What is required> Rewrite every line of the rows below as a numbered list, dropping blank lines and leaving the pictures out.

Listed entries>

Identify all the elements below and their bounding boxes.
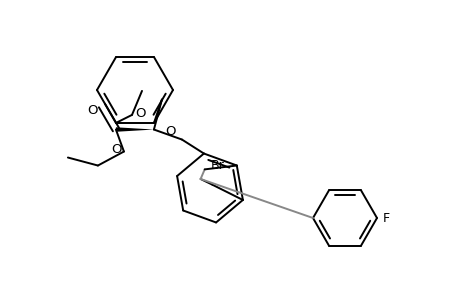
Text: F: F bbox=[382, 212, 389, 224]
Text: O: O bbox=[134, 107, 145, 120]
Text: O: O bbox=[111, 142, 122, 155]
Text: O: O bbox=[87, 103, 98, 116]
Polygon shape bbox=[116, 127, 154, 132]
Text: Br: Br bbox=[210, 159, 224, 172]
Text: O: O bbox=[165, 124, 175, 137]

Expected answer>
1. Identify all the elements below and their bounding boxes.
2. Text: F: F bbox=[382, 212, 389, 224]
3. Text: O: O bbox=[134, 107, 145, 120]
4. Text: O: O bbox=[111, 142, 122, 155]
5. Text: O: O bbox=[87, 103, 98, 116]
6. Polygon shape bbox=[116, 127, 154, 132]
7. Text: Br: Br bbox=[210, 159, 224, 172]
8. Text: O: O bbox=[165, 124, 175, 137]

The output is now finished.